## WHAT TO PRODUCE
Compute the number of lines that include the string "BALL", then output that number and nothing else.
--- start of DATA PROVIDED ---
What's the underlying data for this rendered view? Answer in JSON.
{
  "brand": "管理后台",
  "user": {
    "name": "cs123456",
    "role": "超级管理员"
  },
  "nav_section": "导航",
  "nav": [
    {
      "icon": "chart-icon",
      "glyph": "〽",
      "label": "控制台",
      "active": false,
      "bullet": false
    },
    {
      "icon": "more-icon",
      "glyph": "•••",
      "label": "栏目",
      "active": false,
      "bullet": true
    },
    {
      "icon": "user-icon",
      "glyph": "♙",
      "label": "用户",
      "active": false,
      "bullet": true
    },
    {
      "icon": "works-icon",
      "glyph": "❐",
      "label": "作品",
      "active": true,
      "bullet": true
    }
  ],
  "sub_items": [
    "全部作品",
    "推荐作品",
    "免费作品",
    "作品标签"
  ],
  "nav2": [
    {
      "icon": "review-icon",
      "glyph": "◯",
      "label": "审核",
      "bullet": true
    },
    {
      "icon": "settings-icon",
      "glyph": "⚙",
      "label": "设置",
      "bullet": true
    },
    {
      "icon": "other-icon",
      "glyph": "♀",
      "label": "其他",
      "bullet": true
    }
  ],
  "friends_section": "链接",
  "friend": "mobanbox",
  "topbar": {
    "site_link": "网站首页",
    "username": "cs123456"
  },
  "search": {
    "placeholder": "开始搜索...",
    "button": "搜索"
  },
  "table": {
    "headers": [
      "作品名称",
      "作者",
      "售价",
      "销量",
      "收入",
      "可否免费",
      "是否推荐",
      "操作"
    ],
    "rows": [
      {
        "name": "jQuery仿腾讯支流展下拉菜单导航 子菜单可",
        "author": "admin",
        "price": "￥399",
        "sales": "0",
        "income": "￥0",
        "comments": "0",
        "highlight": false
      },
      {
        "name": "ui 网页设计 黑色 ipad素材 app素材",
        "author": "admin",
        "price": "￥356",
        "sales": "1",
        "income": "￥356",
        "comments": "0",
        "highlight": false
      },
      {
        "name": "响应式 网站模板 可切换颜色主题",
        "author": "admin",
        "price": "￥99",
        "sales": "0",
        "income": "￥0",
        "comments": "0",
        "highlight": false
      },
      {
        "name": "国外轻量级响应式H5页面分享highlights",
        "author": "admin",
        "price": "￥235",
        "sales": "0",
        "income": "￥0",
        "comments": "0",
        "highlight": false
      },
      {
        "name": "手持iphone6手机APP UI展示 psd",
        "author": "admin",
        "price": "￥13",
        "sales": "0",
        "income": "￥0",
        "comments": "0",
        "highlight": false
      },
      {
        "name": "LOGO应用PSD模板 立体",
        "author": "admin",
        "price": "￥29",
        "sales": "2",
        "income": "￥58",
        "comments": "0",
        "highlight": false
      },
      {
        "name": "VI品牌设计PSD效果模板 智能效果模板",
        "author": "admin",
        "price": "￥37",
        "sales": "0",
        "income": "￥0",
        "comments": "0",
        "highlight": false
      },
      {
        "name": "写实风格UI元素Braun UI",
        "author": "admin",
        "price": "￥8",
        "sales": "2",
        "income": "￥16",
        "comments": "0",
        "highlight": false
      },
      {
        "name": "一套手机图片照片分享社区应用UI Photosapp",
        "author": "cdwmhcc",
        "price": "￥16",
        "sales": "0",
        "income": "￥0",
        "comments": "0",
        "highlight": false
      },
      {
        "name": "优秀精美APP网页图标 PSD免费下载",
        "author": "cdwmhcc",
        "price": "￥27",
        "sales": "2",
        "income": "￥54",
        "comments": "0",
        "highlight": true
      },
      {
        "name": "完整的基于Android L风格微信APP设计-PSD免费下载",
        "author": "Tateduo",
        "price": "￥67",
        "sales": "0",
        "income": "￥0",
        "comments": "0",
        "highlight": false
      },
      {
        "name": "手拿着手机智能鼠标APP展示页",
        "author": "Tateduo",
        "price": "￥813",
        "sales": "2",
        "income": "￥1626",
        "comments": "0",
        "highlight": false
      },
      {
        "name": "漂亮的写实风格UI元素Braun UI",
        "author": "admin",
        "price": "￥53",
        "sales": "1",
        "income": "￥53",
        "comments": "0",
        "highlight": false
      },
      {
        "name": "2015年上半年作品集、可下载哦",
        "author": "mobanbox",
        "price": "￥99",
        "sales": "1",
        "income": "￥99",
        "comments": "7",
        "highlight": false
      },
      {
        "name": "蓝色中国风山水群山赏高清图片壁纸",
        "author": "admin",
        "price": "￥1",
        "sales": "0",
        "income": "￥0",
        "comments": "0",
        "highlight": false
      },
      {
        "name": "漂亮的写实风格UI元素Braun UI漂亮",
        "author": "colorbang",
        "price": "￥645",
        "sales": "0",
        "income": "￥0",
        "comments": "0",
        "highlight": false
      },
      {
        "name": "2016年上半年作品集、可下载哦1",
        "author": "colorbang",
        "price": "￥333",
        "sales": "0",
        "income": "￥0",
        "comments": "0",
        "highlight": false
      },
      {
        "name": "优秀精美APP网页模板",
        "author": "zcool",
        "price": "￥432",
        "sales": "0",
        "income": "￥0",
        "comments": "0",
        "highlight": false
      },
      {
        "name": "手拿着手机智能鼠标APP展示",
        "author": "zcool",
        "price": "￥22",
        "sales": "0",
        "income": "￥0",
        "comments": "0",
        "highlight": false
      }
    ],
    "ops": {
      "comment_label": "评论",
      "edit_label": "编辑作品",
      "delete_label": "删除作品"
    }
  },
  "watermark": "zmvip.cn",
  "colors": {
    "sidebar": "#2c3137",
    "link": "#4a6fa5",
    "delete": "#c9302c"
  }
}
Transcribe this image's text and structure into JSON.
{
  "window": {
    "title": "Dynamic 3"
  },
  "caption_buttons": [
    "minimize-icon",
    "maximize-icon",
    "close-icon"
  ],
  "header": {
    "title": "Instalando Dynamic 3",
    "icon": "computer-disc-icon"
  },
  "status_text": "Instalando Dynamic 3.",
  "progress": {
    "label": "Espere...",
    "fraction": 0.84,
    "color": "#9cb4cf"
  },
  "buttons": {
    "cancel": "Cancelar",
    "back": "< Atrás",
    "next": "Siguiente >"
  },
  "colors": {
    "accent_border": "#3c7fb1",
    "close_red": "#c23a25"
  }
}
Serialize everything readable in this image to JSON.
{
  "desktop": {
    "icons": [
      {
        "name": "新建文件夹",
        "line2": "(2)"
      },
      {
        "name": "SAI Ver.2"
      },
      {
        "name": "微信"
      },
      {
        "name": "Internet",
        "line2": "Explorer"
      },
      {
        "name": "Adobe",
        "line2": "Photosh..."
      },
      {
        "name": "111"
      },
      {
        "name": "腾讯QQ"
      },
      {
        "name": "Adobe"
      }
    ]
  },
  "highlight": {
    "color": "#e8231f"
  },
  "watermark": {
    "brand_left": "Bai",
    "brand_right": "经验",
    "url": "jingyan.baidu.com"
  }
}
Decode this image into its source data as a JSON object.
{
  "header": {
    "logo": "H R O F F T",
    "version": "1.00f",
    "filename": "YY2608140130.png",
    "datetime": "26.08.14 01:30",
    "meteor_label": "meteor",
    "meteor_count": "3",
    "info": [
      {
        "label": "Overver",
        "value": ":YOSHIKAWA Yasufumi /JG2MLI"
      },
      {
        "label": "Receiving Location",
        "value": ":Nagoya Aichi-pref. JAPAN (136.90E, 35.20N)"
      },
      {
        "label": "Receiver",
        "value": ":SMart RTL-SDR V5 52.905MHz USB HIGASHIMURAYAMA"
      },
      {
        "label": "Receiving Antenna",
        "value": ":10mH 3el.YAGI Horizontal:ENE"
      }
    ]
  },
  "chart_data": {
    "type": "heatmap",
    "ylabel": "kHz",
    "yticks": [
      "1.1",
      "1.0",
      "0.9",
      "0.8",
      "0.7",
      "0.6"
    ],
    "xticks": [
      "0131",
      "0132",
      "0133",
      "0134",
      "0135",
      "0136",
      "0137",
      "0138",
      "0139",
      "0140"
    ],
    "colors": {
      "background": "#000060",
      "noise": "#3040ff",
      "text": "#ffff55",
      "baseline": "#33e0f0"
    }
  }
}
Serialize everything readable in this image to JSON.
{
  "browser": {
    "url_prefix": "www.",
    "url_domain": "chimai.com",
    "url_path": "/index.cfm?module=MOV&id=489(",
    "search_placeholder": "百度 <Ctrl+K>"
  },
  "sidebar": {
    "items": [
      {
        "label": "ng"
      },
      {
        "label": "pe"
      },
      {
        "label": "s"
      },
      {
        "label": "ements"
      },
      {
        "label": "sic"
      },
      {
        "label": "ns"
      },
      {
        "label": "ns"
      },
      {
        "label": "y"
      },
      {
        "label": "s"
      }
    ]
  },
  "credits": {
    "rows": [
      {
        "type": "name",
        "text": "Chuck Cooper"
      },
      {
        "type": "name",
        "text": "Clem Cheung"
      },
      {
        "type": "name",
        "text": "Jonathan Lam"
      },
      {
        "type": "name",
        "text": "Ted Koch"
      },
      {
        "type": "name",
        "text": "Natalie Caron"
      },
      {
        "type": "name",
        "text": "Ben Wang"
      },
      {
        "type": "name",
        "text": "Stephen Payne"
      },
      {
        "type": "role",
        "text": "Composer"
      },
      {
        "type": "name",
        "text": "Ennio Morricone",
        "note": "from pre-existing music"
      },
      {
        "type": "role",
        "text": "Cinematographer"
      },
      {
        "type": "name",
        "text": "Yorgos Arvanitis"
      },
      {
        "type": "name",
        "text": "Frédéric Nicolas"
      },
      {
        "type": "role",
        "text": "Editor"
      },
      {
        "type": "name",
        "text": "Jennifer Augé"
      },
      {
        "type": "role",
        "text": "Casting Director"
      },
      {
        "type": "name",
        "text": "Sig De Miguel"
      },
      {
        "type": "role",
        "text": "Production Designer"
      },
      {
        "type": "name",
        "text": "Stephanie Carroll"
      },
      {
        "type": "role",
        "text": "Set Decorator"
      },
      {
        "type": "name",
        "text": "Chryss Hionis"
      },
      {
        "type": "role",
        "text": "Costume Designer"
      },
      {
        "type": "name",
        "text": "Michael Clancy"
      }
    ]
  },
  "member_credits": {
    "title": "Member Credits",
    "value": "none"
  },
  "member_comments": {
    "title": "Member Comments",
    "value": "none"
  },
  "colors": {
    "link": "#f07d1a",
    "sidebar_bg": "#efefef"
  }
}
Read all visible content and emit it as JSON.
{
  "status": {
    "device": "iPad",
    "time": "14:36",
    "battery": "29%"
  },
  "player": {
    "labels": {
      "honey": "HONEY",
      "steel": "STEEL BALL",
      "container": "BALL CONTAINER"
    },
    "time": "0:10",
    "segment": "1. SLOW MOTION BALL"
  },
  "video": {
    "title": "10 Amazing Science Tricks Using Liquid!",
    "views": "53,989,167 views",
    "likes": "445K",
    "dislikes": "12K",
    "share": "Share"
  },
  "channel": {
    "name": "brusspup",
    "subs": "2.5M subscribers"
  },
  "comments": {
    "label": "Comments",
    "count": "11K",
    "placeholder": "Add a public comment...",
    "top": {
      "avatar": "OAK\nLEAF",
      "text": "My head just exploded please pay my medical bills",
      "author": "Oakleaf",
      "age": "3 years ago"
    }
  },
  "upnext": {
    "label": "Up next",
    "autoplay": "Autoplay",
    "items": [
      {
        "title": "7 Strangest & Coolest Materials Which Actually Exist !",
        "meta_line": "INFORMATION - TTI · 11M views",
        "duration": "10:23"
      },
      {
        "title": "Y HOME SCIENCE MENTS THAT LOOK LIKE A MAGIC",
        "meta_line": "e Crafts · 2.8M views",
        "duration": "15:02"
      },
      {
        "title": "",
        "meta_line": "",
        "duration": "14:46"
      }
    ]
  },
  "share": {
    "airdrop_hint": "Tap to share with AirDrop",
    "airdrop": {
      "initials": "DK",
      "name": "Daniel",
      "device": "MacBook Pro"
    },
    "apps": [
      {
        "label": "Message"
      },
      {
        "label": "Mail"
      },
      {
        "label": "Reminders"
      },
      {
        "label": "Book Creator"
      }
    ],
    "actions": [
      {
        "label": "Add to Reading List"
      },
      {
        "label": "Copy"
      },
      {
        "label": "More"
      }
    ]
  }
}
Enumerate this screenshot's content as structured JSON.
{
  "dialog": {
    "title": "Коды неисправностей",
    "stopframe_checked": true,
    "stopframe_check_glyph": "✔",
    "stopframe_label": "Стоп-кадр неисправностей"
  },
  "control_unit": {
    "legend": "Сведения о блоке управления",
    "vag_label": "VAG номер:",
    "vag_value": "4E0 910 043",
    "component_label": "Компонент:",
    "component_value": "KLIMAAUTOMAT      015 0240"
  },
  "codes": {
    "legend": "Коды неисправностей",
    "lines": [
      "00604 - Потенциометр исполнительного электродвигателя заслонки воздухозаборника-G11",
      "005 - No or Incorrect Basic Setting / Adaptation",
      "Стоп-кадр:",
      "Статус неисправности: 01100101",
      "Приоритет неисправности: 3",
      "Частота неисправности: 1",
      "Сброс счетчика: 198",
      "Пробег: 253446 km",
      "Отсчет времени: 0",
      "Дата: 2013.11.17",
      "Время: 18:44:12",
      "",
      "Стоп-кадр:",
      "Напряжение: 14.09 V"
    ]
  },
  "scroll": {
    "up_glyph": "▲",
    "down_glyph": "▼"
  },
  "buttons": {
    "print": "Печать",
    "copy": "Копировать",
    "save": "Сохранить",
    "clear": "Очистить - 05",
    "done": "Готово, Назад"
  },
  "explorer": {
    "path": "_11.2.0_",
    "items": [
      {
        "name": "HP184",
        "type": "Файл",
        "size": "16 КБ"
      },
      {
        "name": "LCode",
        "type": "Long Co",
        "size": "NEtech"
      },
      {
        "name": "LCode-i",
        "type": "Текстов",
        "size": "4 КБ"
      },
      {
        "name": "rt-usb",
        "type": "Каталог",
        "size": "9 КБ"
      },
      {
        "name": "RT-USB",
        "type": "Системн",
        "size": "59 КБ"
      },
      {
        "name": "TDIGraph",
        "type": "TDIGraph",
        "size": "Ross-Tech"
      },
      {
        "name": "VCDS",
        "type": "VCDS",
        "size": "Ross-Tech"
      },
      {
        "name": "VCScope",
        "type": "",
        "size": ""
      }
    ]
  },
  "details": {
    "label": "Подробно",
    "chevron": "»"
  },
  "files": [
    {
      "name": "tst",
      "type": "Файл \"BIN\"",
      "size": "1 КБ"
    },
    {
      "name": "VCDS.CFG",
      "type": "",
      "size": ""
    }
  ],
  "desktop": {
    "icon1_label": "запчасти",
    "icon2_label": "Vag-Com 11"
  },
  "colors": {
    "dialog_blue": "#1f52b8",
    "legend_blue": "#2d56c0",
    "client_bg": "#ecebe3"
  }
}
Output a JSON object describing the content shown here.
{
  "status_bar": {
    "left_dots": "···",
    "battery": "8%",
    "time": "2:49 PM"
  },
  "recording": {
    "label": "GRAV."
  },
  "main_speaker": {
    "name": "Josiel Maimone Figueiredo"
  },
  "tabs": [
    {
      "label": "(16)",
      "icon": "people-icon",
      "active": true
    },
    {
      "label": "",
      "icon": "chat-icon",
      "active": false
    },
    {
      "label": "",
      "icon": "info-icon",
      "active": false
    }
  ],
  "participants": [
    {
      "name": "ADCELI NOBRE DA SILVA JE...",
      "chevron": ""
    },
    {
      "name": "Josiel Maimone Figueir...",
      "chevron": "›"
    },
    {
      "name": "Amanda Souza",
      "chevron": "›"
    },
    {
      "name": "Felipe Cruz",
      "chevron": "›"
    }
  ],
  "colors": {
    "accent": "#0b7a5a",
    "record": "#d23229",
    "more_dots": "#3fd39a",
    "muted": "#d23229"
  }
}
--- end of DATA PROVIDED ---
## WRITTEN SOLUTION
3